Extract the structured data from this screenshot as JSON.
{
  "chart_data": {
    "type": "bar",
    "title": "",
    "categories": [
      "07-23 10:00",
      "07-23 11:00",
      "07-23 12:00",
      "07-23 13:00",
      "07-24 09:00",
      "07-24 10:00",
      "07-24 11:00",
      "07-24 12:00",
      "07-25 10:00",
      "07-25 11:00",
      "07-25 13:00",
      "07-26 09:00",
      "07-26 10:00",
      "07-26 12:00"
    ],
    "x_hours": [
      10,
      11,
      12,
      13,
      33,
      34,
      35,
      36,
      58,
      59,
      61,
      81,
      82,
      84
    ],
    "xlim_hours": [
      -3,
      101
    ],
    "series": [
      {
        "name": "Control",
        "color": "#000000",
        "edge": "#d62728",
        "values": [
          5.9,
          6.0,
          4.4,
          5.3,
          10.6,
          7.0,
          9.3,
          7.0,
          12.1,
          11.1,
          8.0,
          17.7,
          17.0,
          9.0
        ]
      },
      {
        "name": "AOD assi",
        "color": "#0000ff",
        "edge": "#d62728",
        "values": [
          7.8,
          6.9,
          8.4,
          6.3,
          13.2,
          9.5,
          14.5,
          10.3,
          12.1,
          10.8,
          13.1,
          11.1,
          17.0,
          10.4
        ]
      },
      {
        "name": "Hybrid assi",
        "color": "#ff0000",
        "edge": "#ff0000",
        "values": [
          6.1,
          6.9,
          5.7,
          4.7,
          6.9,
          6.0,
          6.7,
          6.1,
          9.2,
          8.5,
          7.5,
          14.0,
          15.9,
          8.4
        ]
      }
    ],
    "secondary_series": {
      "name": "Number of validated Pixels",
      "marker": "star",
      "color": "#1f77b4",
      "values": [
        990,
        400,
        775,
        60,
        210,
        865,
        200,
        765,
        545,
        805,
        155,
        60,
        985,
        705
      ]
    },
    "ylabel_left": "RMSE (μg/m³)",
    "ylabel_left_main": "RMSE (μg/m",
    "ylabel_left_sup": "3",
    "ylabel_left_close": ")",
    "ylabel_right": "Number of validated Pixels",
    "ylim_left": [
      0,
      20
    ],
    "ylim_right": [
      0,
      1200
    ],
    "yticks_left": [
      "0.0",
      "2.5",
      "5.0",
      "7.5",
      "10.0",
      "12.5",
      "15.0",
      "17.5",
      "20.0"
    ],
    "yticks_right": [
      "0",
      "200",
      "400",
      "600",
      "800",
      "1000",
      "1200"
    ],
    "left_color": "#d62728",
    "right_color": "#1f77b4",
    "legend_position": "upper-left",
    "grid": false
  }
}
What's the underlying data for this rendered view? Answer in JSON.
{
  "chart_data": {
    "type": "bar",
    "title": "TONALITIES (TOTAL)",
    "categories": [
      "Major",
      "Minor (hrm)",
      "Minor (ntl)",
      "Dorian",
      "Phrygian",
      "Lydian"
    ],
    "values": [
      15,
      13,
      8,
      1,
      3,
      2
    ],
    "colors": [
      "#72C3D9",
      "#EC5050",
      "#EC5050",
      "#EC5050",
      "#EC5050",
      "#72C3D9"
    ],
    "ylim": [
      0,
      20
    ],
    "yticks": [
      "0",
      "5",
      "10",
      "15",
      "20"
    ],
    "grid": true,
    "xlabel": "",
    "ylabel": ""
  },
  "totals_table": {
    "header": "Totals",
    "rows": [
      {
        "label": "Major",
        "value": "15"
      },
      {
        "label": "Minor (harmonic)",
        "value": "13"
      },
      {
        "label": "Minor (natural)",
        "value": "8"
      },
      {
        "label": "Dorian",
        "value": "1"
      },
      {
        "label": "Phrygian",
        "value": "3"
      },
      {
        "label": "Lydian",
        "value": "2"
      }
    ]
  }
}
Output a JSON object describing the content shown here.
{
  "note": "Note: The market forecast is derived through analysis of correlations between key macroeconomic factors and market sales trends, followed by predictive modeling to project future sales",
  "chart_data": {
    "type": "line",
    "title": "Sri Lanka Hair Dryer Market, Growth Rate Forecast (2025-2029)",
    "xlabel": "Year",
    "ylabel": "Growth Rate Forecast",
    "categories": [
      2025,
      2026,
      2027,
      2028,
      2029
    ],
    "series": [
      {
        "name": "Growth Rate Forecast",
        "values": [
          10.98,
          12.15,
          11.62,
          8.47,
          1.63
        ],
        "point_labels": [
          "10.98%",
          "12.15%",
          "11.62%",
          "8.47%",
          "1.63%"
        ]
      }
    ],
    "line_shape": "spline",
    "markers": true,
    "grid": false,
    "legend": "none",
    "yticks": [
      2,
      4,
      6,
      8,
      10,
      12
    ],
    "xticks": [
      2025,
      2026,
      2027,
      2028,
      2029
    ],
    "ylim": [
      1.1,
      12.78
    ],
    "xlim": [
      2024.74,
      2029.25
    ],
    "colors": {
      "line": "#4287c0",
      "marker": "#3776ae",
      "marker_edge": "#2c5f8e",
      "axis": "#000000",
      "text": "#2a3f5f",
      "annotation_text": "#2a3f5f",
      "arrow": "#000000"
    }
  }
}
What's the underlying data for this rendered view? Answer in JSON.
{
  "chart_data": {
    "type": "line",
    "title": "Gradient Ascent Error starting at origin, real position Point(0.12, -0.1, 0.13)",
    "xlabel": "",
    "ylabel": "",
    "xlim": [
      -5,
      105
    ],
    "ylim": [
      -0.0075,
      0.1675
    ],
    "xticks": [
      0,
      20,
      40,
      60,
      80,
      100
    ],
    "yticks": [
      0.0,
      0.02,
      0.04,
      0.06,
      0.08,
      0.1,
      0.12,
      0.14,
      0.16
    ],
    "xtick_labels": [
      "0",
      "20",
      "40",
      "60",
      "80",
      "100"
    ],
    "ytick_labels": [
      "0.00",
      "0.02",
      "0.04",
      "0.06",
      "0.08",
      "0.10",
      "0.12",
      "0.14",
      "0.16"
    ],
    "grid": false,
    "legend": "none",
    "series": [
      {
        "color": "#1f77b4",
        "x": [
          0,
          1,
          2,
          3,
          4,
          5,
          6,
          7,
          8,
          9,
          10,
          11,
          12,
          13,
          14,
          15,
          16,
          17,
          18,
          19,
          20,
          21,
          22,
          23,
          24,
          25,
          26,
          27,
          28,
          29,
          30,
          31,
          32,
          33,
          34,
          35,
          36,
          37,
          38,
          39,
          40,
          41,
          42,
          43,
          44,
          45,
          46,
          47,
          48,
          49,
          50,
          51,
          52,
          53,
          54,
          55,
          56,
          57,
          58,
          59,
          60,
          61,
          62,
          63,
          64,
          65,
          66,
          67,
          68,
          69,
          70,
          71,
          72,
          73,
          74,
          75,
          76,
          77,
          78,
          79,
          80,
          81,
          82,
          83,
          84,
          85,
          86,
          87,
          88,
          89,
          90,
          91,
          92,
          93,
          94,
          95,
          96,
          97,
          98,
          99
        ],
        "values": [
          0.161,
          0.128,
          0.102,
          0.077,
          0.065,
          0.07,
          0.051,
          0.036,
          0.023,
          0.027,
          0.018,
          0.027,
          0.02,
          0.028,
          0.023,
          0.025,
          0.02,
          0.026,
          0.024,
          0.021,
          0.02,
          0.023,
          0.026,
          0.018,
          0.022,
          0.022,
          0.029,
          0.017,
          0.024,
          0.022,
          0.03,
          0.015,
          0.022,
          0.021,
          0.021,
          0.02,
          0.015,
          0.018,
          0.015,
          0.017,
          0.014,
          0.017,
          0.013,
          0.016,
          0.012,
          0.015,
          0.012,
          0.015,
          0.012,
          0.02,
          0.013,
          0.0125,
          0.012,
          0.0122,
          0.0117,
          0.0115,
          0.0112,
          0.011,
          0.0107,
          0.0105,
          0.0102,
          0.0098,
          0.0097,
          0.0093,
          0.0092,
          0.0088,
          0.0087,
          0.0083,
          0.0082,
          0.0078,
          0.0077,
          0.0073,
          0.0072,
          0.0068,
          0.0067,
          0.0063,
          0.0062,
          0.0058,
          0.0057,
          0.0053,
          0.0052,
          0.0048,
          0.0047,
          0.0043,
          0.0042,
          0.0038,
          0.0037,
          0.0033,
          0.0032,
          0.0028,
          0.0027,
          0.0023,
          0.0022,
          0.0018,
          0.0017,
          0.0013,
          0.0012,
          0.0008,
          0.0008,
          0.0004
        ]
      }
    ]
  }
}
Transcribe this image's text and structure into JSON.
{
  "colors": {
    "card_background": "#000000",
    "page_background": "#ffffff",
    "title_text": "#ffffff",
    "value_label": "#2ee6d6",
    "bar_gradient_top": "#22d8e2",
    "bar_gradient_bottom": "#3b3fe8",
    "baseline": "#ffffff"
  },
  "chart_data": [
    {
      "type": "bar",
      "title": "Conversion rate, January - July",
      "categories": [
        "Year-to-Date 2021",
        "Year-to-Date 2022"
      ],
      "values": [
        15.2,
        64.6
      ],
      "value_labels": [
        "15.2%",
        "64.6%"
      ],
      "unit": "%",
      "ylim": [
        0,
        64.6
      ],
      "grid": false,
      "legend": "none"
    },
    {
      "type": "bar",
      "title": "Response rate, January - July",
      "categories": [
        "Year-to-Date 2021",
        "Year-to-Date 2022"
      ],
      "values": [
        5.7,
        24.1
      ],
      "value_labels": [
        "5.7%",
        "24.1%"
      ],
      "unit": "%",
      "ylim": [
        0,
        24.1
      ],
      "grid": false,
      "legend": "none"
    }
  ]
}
════════
## EXERCISE BRIEF:
Take each line of the material that contains the word "Growth" and list it.

## WORKED ANSWER:
    "title": "Sri Lanka Hair Dryer Market, Growth Rate Forecast (2025-2029)",
    "ylabel": "Growth Rate Forecast",
        "name": "Growth Rate Forecast",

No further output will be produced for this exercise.